-- start --

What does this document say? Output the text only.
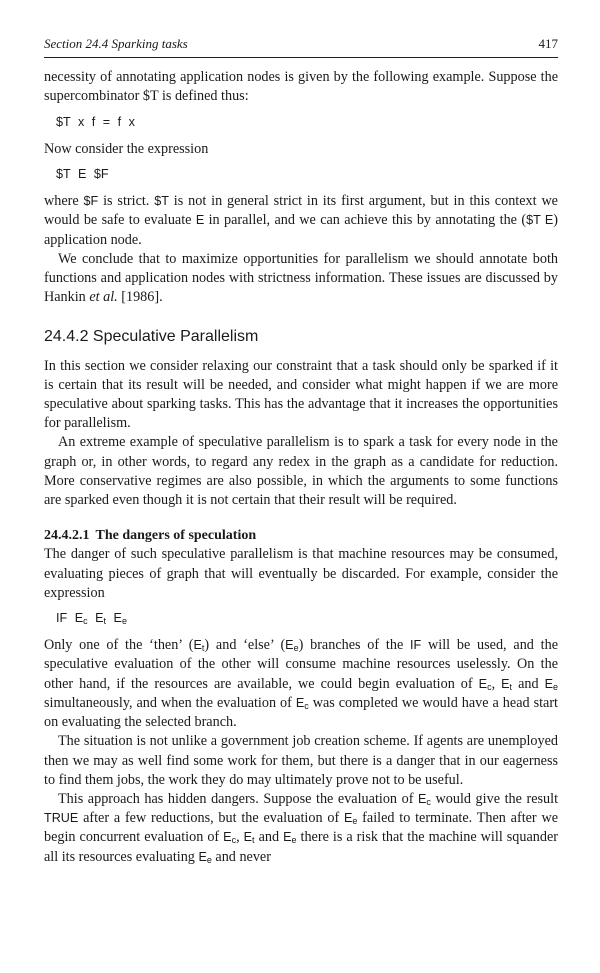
Section 24.4 Sparking tasks	417

necessity of annotating application nodes is given by the following example. Suppose the supercombinator $T is defined thus:

$T x f = f x

Now consider the expression

$T E $F

where $F is strict. $T is not in general strict in its first argument, but in this context we would be safe to evaluate E in parallel, and we can achieve this by annotating the ($T E) application node.

We conclude that to maximize opportunities for parallelism we should annotate both functions and application nodes with strictness information. These issues are discussed by Hankin et al. [1986].

24.4.2 Speculative Parallelism

In this section we consider relaxing our constraint that a task should only be sparked if it is certain that its result will be needed, and consider what might happen if we are more speculative about sparking tasks. This has the advantage that it increases the opportunities for parallelism.

An extreme example of speculative parallelism is to spark a task for every node in the graph or, in other words, to regard any redex in the graph as a candidate for reduction. More conservative regimes are also possible, in which the arguments to some functions are sparked even though it is not certain that their result will be required.

24.4.2.1 The dangers of speculation

The danger of such speculative parallelism is that machine resources may be consumed, evaluating pieces of graph that will eventually be discarded. For example, consider the expression

IF $E_c$ $E_t$ $E_e$

Only one of the ‘then’ $(E_t)$ and ‘else’ $(E_e)$ branches of the IF will be used, and the speculative evaluation of the other will consume machine resources uselessly. On the other hand, if the resources are available, we could begin evaluation of $E_c$, $E_t$ and $E_e$ simultaneously, and when the evaluation of $E_c$ was completed we would have a head start on evaluating the selected branch.

The situation is not unlike a government job creation scheme. If agents are unemployed then we may as well find some work for them, but there is a danger that in our eagerness to find them jobs, the work they do may ultimately prove not to be useful.

This approach has hidden dangers. Suppose the evaluation of $E_c$ would give the result TRUE after a few reductions, but the evaluation of $E_e$ failed to terminate. Then after we begin concurrent evaluation of $E_c$, $E_t$ and $E_e$ there is a risk that the machine will squander all its resources evaluating $E_e$ and never
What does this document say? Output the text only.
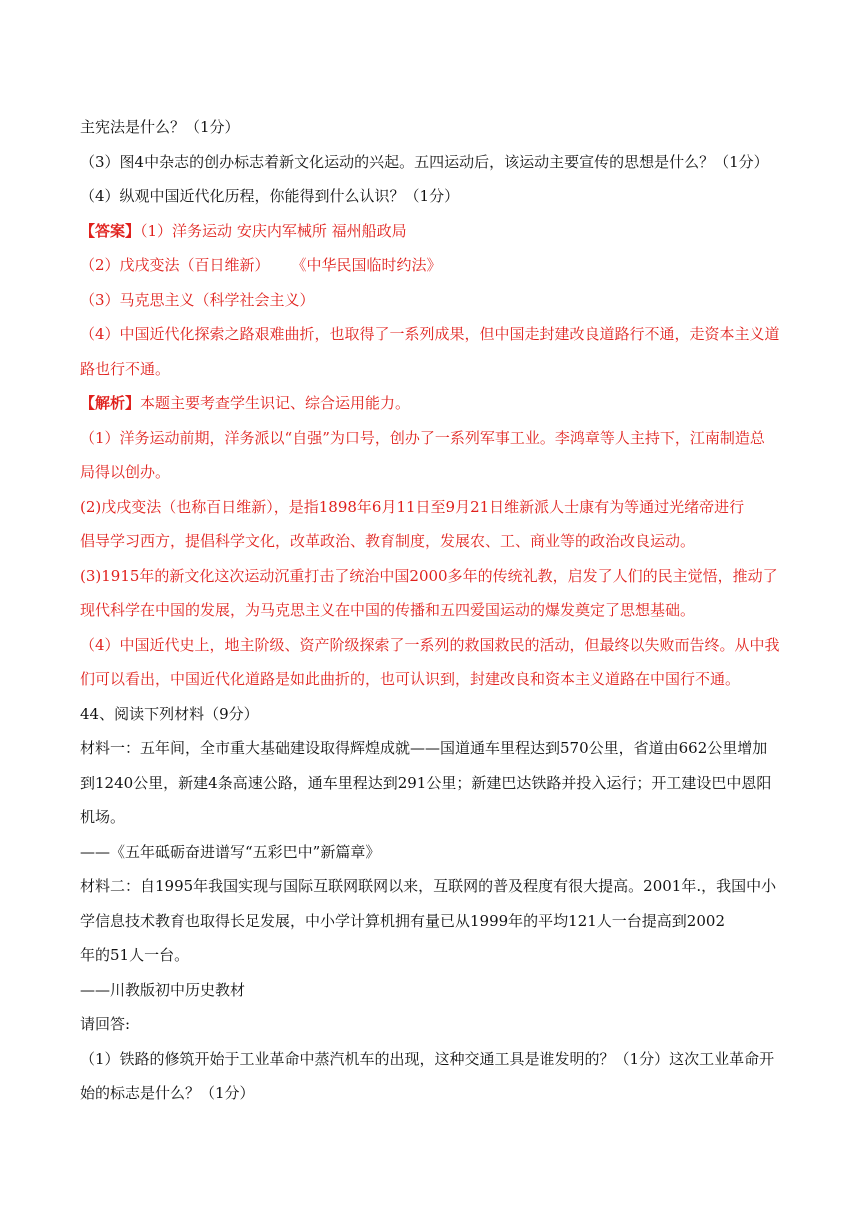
主宪法是什么？（1分）
（3）图4中杂志的创办标志着新文化运动的兴起。五四运动后，该运动主要宣传的思想是什么？（1分）
（4）纵观中国近代化历程，你能得到什么认识？（1分）
【答案】（1）洋务运动 安庆内军械所 福州船政局
（2）戊戌变法（百日维新） 《中华民国临时约法》
（3）马克思主义（科学社会主义）
（4）中国近代化探索之路艰难曲折，也取得了一系列成果，但中国走封建改良道路行不通，走资本主义道
路也行不通。
【解析】本题主要考查学生识记、综合运用能力。
（1）洋务运动前期，洋务派以“自强”为口号，创办了一系列军事工业。李鸿章等人主持下，江南制造总
局得以创办。
(2)戊戌变法（也称百日维新），是指1898年6月11日至9月21日维新派人士康有为等通过光绪帝进行
倡导学习西方，提倡科学文化，改革政治、教育制度，发展农、工、商业等的政治改良运动。
(3)1915年的新文化这次运动沉重打击了统治中国2000多年的传统礼教，启发了人们的民主觉悟，推动了
现代科学在中国的发展，为马克思主义在中国的传播和五四爱国运动的爆发奠定了思想基础。
（4）中国近代史上，地主阶级、资产阶级探索了一系列的救国救民的活动，但最终以失败而告终。从中我
们可以看出，中国近代化道路是如此曲折的，也可认识到，封建改良和资本主义道路在中国行不通。
44、阅读下列材料（9分）
材料一：五年间，全市重大基础建设取得辉煌成就——国道通车里程达到570公里，省道由662公里增加
到1240公里，新建4条高速公路，通车里程达到291公里；新建巴达铁路并投入运行；开工建设巴中恩阳
机场。
——《五年砥砺奋进谱写“五彩巴中”新篇章》
材料二：自1995年我国实现与国际互联网联网以来，互联网的普及程度有很大提高。2001年.，我国中小
学信息技术教育也取得长足发展，中小学计算机拥有量已从1999年的平均121人一台提高到2002
年的51人一台。
——川教版初中历史教材
请回答:
（1）铁路的修筑开始于工业革命中蒸汽机车的出现，这种交通工具是谁发明的？（1分）这次工业革命开
始的标志是什么？（1分）
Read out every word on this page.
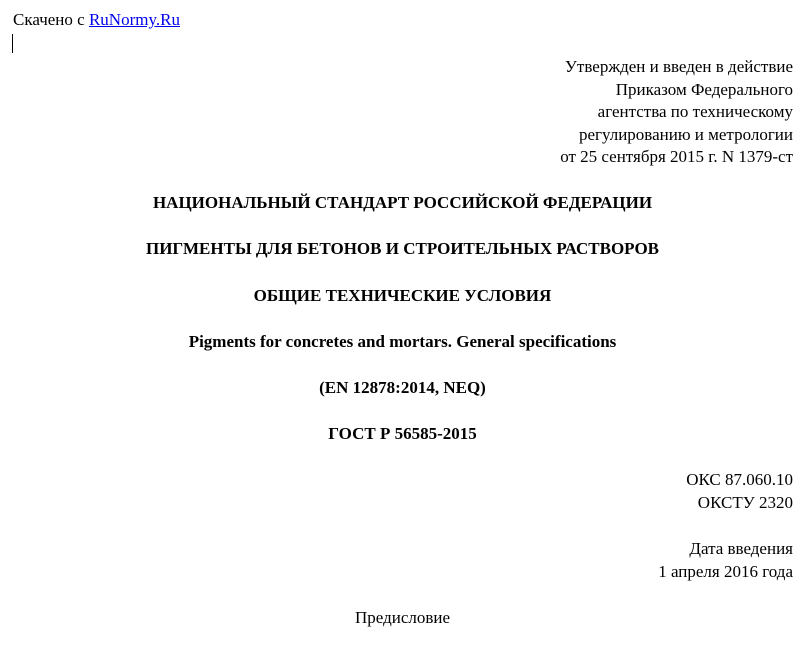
Скачено с RuNormy.Ru
Утвержден и введен в действие
Приказом Федерального
агентства по техническому
регулированию и метрологии
от 25 сентября 2015 г. N 1379-ст
НАЦИОНАЛЬНЫЙ СТАНДАРТ РОССИЙСКОЙ ФЕДЕРАЦИИ
ПИГМЕНТЫ ДЛЯ БЕТОНОВ И СТРОИТЕЛЬНЫХ РАСТВОРОВ
ОБЩИЕ ТЕХНИЧЕСКИЕ УСЛОВИЯ
Pigments for concretes and mortars. General specifications
(EN 12878:2014, NEQ)
ГОСТ Р 56585-2015
ОКС 87.060.10
ОКСТУ 2320
Дата введения
1 апреля 2016 года
Предисловие
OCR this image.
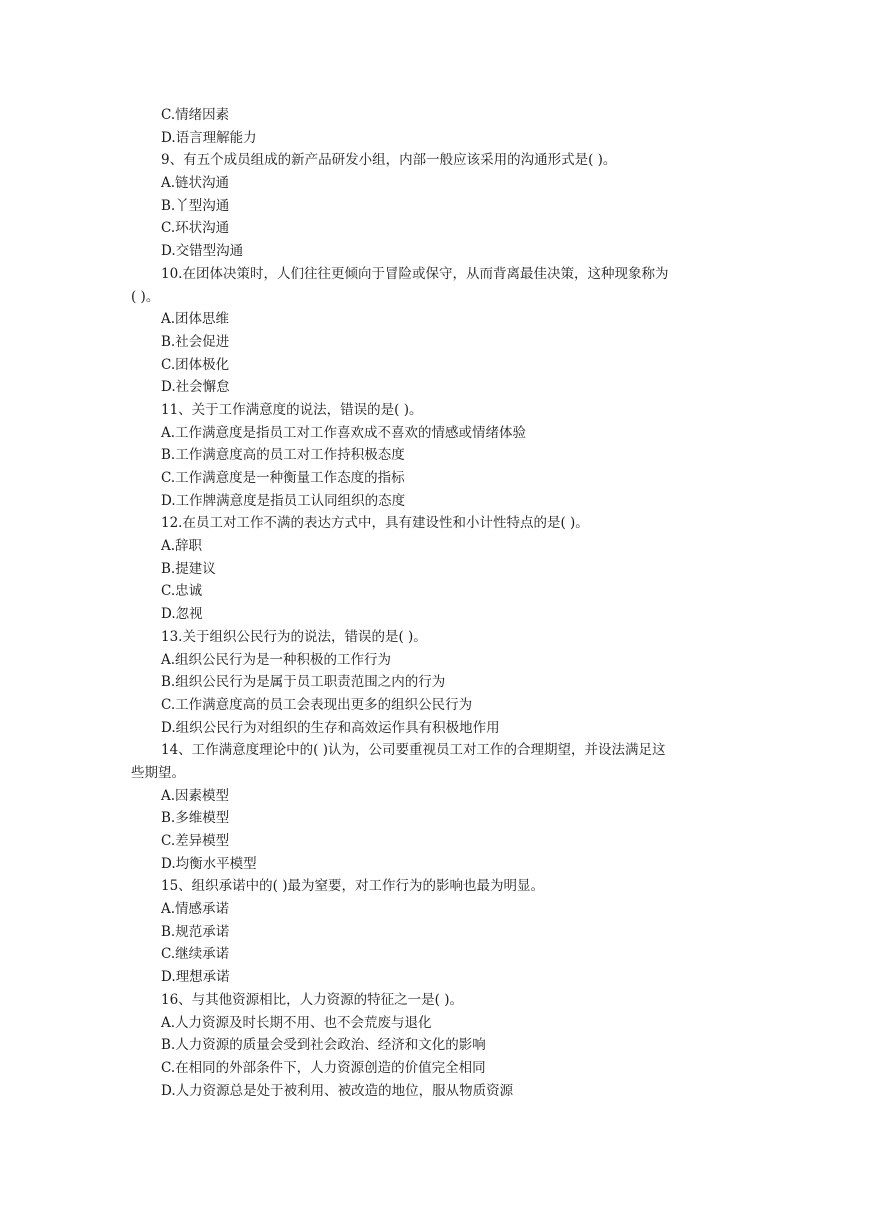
C.情绪因素
D.语言理解能力
9、有五个成员组成的新产品研发小组，内部一般应该采用的沟通形式是( )。
A.链状沟通
B.丫型沟通
C.环状沟通
D.交错型沟通
10.在团体决策时，人们往往更倾向于冒险或保守，从而背离最佳决策，这种现象称为
( )。
A.团体思维
B.社会促进
C.团体极化
D.社会懈怠
11、关于工作满意度的说法，错误的是( )。
A.工作满意度是指员工对工作喜欢成不喜欢的情感或情绪体验
B.工作满意度高的员工对工作持积极态度
C.工作满意度是一种衡量工作态度的指标
D.工作牌满意度是指员工认同组织的态度
12.在员工对工作不满的表达方式中，具有建设性和小计性特点的是( )。
A.辞职
B.提建议
C.忠诚
D.忽视
13.关于组织公民行为的说法，错误的是( )。
A.组织公民行为是一种积极的工作行为
B.组织公民行为是属于员工职责范围之内的行为
C.工作满意度高的员工会表现出更多的组织公民行为
D.组织公民行为对组织的生存和高效运作具有积极地作用
14、工作满意度理论中的( )认为，公司要重视员工对工作的合理期望，并设法满足这
些期望。
A.因素模型
B.多维模型
C.差异模型
D.均衡水平模型
15、组织承诺中的( )最为窒要，对工作行为的影响也最为明显。
A.情感承诺
B.规范承诺
C.继续承诺
D.理想承诺
16、与其他资源相比，人力资源的特征之一是( )。
A.人力资源及时长期不用、也不会荒废与退化
B.人力资源的质量会受到社会政治、经济和文化的影响
C.在相同的外部条件下，人力资源创造的价值完全相同
D.人力资源总是处于被利用、被改造的地位，服从物质资源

-- end --

SHORT PROBLEM:
Lines containing the word "Suppose" are to be counted in the listing; state their number alone.

THE RESPONSE:
2